_Figure dataset records_.
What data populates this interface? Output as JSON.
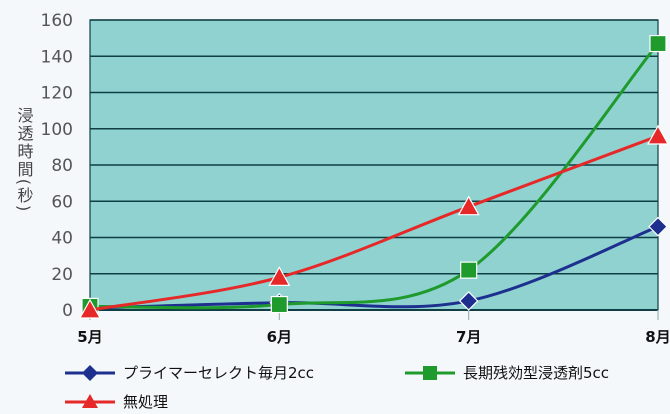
{
  "chart_data": {
    "type": "line",
    "title": "",
    "xlabel": "",
    "ylabel": "浸透時間(秒)",
    "categories": [
      "5月",
      "6月",
      "7月",
      "8月"
    ],
    "ylim": [
      0,
      160
    ],
    "yticks": [
      0,
      20,
      40,
      60,
      80,
      100,
      120,
      140,
      160
    ],
    "grid": true,
    "legend_position": "bottom",
    "colors": {
      "plot_bg": "#8fd2d0",
      "grid": "#0f3e45",
      "axis_text": "#555555"
    },
    "series": [
      {
        "name": "プライマーセレクト毎月2cc",
        "color": "#1d2f8f",
        "marker": "diamond",
        "values": [
          1,
          4,
          5,
          46
        ]
      },
      {
        "name": "長期残効型浸透剤5cc",
        "color": "#1f9a2d",
        "marker": "square",
        "values": [
          2,
          3,
          22,
          147
        ]
      },
      {
        "name": "無処理",
        "color": "#e62828",
        "marker": "triangle",
        "values": [
          0,
          18,
          57,
          96
        ]
      }
    ]
  }
}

_Instructions for the task_. Copy the entries above faithfully and omit every image.

_Result below_.
What data populates this interface? Output as JSON.
{
  "chart_data": {
    "type": "line",
    "title": "",
    "xlabel": "",
    "ylabel": "浸透時間(秒)",
    "categories": [
      "5月",
      "6月",
      "7月",
      "8月"
    ],
    "ylim": [
      0,
      160
    ],
    "yticks": [
      0,
      20,
      40,
      60,
      80,
      100,
      120,
      140,
      160
    ],
    "grid": true,
    "legend_position": "bottom",
    "colors": {
      "plot_bg": "#8fd2d0",
      "grid": "#0f3e45",
      "axis_text": "#555555"
    },
    "series": [
      {
        "name": "プライマーセレクト毎月2cc",
        "color": "#1d2f8f",
        "marker": "diamond",
        "values": [
          1,
          4,
          5,
          46
        ]
      },
      {
        "name": "長期残効型浸透剤5cc",
        "color": "#1f9a2d",
        "marker": "square",
        "values": [
          2,
          3,
          22,
          147
        ]
      },
      {
        "name": "無処理",
        "color": "#e62828",
        "marker": "triangle",
        "values": [
          0,
          18,
          57,
          96
        ]
      }
    ]
  }
}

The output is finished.